_Excerto_
============================================================

“Eu falo de povo para povo porque eu sou povo e tu és povo, usamos a mesma linguagem. Quando falas eu te oiço, quando eu falo tu me ouves, partilhamos as mesmas dores”. Estes são os primeiros versos da 15ª faixa musical do primeiro álbum de AZAGAIA (intitulado Babalaze), na qual o rapper convoca o povo moçambicano a uma “Marcha” em protesto às péssimas condições de vida.
Dezasseis (16) anos depois do lançamento deste apelo, o povo respondeu à convocatória, não para marchar em protesto à miséria e penúria que continuam a caracterizar a sua vida, mas para se despedir do seu “herói” que, com as suas músicas, abordou de forma incisiva as dores sentidas pelos moçambicanos.
Milhares de moçambicanos, entre fãs, admiradores e activistas sociais “abarrotaram” a Praça da Independência, na cidade de Maputo, para prestar a sua última homenagem a Edson da Luz, nome de registo do artista AZAGAIA, que perdeu a vida na passada quinta-feira, 09 de Março, na sua residência no Município da Matola.
Nem a chuva que caiu nas primeiras horas do dia em algumas partes da cidade e província de Maputo impediu que as pessoas marcassem presença no evento, que decorreu no Paços do Conselho Municipal da Cidade de Maputo e que contou com a presença da Ministra da Cultura e Turismo, Edelvina Materula.
Afonso Matusse é um dos fãs de AZAGAIA que “fintou” a chuva para se despedir do seu ídolo. Saiu do bairro Muhalaze, no Município da Matola, para prestar a sua última homenagem ao “MANO AZAGAIA”, na baixa da cidade de Maputo.
Matusse descreve AZAGAIA como uma estrela da sua vida, pelo que parqueou o seu camião, que lhe dá sustento, para se curvar perante o seu “guia”. “Eu estava na escuridão e de repente acendeu-me uma estrela e comecei a segui-la”, afirmou Matusse, garantindo que a educação deixada pelo rapper permanecerá consigo e sua família.
Maria Das Neves (nome fictício de uma fã e seguidora de AZAGAIA) diz ter conhecido e convivido com o rapper, nas Escolas Primária do II Grau da Maxaquene e Secundária Estrela Vermelha.
No momento está desempregada, mas Das Neves diz encontrar conforto nas letras do rapper, o seu maior ídolo. “Conheci Azagaia antes de ser famoso. Era um homem humilde, sonhador, que sempre quis o melhor para o seu país. A minha admiração por ele aumentou, quando começou a cantar. Sou admiradora das suas letras”, conta.

============================================================

Registos de anotação espacial:

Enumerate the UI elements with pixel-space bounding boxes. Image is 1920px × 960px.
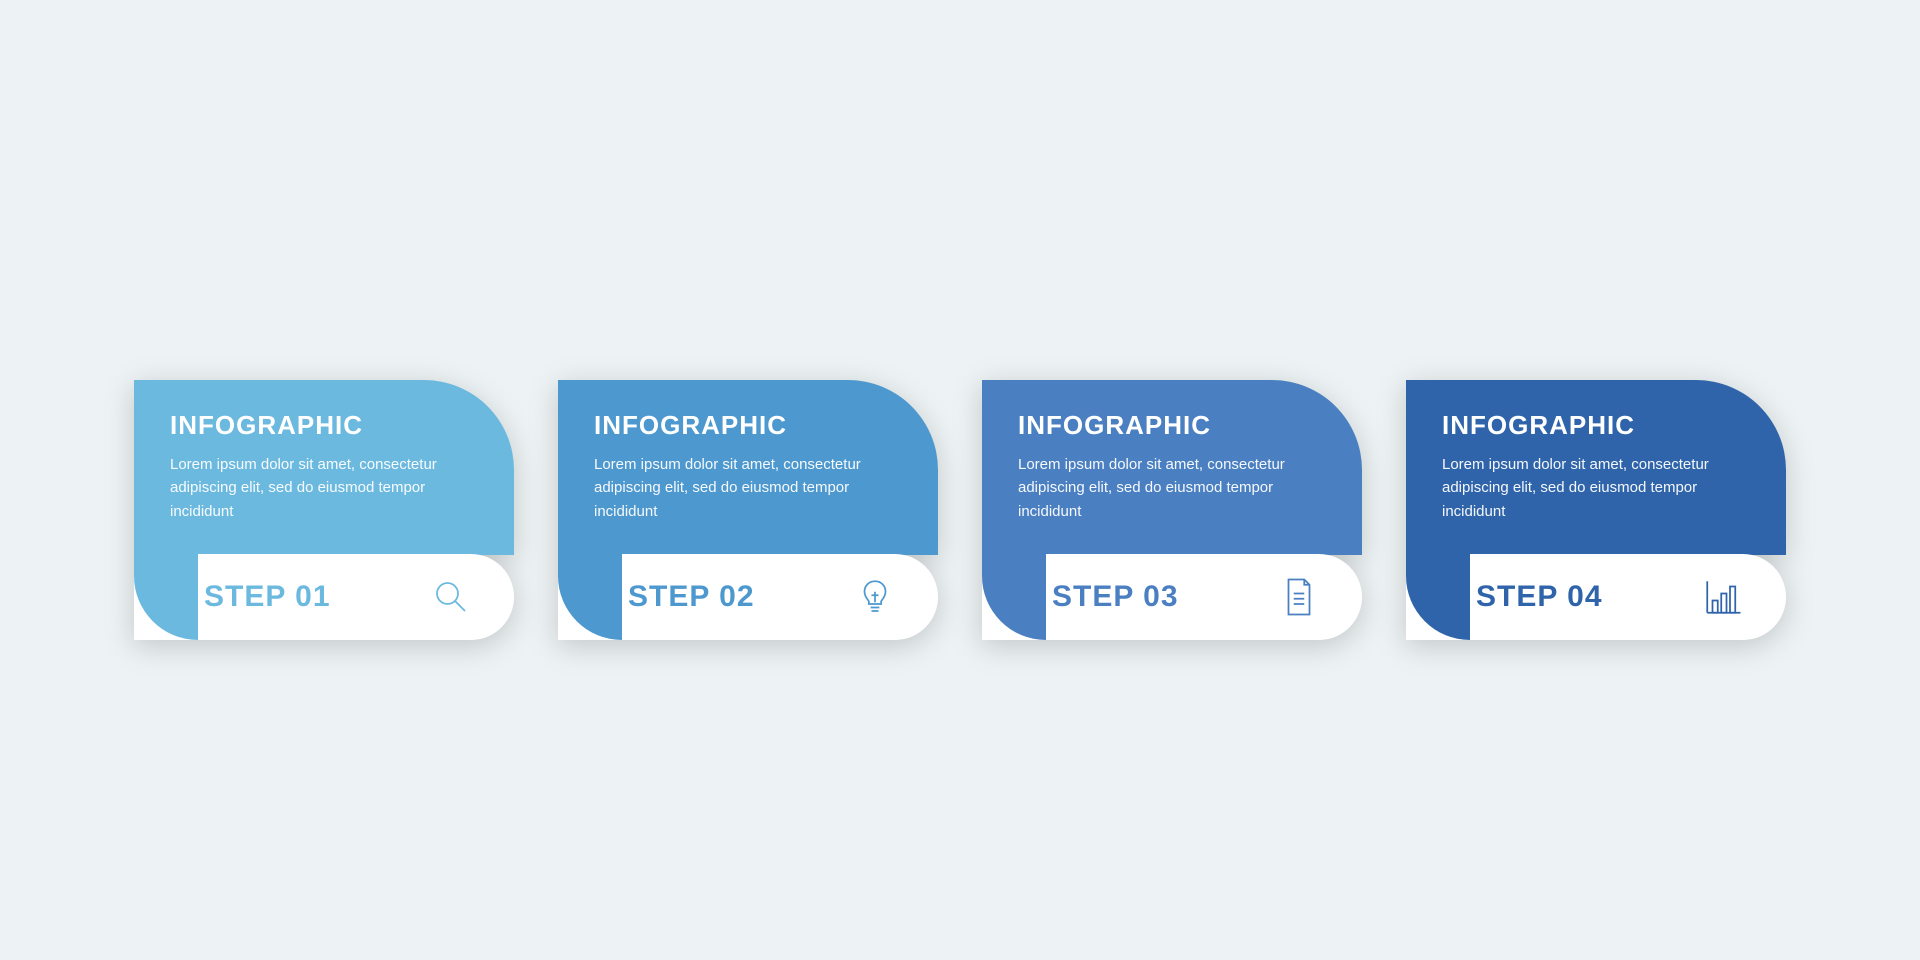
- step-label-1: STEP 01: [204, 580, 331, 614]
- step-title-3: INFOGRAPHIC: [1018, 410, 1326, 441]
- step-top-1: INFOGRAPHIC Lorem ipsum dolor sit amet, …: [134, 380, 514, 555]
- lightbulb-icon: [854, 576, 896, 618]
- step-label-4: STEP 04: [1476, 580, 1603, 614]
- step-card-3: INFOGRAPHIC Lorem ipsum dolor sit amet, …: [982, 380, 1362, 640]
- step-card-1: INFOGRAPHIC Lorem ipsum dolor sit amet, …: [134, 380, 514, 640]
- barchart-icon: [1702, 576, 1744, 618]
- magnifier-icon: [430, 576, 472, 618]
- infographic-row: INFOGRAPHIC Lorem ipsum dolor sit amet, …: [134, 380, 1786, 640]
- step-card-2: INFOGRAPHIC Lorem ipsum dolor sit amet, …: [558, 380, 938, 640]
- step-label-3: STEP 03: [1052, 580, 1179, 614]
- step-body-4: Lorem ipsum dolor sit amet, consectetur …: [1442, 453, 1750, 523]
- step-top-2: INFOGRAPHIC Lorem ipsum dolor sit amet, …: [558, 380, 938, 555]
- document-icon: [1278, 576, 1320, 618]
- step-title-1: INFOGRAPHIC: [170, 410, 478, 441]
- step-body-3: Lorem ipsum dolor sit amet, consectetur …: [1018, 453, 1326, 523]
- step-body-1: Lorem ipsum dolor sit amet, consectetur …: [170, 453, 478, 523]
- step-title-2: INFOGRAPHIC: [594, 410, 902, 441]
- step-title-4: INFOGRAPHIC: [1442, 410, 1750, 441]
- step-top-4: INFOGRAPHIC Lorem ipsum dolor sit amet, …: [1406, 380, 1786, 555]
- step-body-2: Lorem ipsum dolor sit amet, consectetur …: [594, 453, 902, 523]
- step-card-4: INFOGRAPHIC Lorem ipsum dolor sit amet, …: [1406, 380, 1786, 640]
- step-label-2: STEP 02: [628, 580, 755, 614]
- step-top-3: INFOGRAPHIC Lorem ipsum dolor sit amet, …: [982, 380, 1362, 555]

============================================================

_As tarefas_
- A) Segundo o texto sobre a despedida de AZAGAIA, qual era o nome de registo do artista?
- B) Resuma em duas frases o texto sobre a despedida de AZAGAIA.
- C) Prossiga o texto sobre a despedida de AZAGAIA a partir da última frase apresentada.

_Respostas por tarefa_
- A) Edson da Luz.

- B) Dezasseis anos depois de AZAGAIA ter convocado o povo moçambicano a uma "Marcha" no seu primeiro álbum, Babalaze, milhares de fãs, admiradores e activistas sociais encheram a Praça da Independência, em Maputo, para se despedirem de Edson da Luz, que perdeu a vida a 9 de Março na sua residência no Município da Matola. Apesar da chuva, a homenagem decorreu nos Paços do Conselho Municipal da Cidade de Maputo com a presença da Ministra da Cultura e Turismo, e fãs como Afonso Matusse e Maria Das Neves descreveram o rapper como um guia e uma fonte de conforto.

- C)
A par de Afonso Matusse e Maria Das Neves, milhares de anónimos se juntaram ao “último adeus” de Edson da Luz, tendo acompanhado a cerimónia através de duas telas gigantes instaladas na Praça da Independência. Alguns dos seus fãs tiveram a oportunidade de velar a sua urna, momentos antes do início da cerimónia, assim como depois do término do evento.
Devido à avalanche que se verificava na Praça da Independência, os agentes da Polícia de Trânsito, Protecção e Municipal tiveram de se mobilizar para garantir ordem e tranquilidade no local. A Polícia de Trânsito, por exemplo, teve de bloquear algumas vias para permitir a movimentação de pessoas.
Instituições públicas e privadas “paralisadas”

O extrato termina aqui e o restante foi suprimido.